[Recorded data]

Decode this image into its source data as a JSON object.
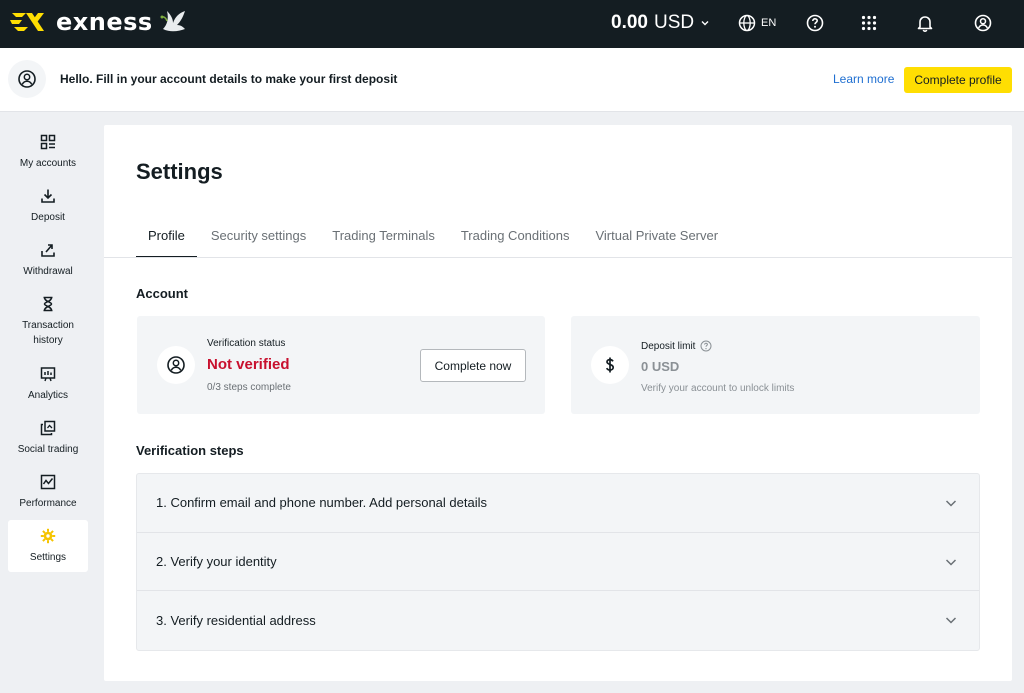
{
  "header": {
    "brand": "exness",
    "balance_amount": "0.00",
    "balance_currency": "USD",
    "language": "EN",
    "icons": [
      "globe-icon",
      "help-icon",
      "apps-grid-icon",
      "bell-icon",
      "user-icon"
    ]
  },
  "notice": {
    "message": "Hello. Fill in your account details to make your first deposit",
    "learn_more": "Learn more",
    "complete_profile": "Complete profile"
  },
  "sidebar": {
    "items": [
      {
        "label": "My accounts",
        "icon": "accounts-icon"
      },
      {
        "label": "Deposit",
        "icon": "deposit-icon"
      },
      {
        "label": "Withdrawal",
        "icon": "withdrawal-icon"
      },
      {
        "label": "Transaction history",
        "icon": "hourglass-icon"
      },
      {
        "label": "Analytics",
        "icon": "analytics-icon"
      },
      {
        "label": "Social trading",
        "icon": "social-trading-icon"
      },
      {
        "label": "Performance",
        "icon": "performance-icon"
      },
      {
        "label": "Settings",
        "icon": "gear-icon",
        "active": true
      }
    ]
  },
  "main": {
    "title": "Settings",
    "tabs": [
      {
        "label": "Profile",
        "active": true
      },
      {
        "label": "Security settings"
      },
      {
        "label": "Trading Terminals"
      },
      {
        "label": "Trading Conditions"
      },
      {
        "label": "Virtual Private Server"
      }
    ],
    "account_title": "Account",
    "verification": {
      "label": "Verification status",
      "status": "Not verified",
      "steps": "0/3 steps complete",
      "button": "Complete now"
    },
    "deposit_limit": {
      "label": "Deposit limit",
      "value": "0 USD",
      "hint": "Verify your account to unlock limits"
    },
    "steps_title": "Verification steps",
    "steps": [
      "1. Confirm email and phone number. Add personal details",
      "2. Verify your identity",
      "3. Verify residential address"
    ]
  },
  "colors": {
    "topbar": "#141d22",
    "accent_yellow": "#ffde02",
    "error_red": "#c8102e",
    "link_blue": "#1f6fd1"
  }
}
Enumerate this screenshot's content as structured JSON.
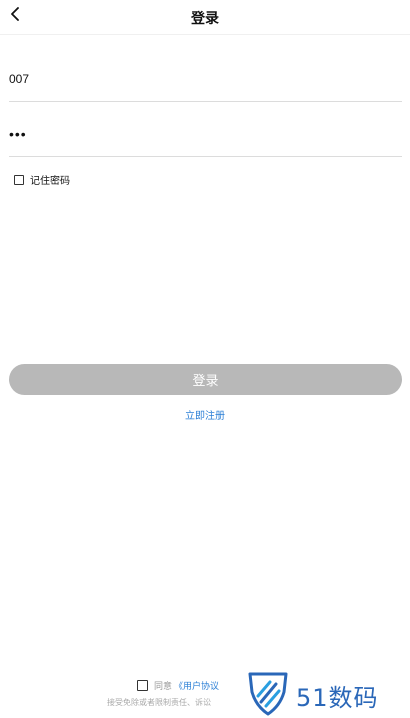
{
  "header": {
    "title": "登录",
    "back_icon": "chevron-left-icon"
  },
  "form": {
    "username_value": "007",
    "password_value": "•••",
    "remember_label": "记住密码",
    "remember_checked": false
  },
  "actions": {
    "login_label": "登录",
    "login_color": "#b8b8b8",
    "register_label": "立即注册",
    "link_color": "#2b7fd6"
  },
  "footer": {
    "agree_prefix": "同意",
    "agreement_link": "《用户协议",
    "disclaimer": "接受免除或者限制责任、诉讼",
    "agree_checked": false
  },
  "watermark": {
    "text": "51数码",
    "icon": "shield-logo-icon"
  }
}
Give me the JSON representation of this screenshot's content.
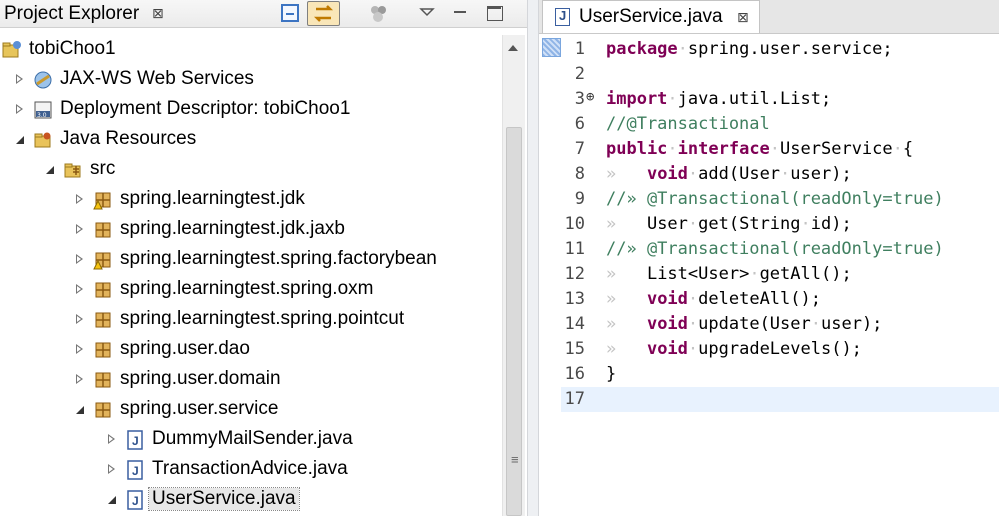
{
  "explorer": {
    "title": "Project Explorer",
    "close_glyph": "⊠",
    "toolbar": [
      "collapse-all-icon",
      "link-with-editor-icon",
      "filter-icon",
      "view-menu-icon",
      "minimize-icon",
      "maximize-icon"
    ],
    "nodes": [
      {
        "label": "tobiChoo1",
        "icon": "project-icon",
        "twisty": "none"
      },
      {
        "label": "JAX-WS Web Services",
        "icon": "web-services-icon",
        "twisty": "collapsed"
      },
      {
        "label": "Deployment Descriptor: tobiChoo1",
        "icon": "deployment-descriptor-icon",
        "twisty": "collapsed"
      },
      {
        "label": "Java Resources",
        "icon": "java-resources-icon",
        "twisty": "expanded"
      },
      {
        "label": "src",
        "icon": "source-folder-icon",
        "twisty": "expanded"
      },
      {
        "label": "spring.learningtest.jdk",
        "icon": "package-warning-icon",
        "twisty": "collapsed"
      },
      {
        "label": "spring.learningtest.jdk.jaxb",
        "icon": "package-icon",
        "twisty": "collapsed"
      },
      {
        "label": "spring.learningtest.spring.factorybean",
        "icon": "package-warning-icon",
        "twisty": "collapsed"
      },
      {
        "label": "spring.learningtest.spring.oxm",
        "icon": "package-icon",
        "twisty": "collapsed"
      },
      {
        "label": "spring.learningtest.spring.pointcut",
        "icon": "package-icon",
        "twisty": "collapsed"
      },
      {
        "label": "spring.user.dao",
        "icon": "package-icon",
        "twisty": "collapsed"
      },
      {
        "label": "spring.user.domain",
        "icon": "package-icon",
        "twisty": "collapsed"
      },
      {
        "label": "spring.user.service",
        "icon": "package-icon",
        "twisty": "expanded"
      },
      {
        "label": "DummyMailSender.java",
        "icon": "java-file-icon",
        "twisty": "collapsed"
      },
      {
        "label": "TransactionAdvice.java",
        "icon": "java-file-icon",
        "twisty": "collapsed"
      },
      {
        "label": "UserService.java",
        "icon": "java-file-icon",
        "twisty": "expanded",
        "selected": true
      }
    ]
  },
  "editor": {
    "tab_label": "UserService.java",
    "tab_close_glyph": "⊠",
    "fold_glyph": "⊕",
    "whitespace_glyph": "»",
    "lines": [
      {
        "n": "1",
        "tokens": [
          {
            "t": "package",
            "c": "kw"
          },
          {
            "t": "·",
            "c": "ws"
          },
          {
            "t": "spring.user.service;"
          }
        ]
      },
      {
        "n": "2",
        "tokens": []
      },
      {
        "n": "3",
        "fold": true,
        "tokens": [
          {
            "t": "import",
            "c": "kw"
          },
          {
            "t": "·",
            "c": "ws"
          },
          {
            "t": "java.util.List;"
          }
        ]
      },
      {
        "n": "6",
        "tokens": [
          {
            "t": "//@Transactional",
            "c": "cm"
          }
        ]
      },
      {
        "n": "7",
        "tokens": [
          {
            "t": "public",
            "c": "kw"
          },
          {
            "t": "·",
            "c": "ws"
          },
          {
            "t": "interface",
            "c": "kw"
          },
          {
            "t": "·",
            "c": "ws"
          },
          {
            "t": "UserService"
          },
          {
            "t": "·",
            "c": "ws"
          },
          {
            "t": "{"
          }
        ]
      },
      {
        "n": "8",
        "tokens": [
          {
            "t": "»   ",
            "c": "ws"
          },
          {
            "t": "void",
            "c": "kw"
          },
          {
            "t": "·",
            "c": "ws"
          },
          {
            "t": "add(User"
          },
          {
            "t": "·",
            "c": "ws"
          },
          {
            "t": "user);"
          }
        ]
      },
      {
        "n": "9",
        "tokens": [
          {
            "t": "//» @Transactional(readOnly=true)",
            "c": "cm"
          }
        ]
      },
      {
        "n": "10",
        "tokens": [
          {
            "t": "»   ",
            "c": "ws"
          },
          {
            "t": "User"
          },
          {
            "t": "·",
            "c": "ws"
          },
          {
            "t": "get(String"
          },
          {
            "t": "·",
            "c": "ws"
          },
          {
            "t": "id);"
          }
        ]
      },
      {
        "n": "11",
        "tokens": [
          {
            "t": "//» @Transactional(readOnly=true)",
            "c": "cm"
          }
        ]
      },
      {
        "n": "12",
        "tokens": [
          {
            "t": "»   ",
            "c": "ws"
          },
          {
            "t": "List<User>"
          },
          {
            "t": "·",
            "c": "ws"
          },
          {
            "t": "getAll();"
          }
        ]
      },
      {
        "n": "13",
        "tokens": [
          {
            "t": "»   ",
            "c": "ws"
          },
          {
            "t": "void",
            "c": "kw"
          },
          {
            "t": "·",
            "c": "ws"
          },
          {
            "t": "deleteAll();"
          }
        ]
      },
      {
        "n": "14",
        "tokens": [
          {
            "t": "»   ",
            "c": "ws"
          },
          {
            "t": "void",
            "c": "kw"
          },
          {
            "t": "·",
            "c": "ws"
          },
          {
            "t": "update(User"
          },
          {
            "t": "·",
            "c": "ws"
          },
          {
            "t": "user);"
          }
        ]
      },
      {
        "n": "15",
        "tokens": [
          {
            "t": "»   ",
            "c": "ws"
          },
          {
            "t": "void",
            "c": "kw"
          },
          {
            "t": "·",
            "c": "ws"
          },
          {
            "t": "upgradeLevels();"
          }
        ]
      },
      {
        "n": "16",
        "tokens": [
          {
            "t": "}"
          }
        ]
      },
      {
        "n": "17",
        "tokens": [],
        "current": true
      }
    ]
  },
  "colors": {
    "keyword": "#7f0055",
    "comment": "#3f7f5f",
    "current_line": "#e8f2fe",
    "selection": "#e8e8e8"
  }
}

* _PROBLEM STATEMENT_
Find the string "status" in the listing and return every line that holds it.

* _FULL RESPONSE_
      "label": "Verification status",
      "status": "Not verified",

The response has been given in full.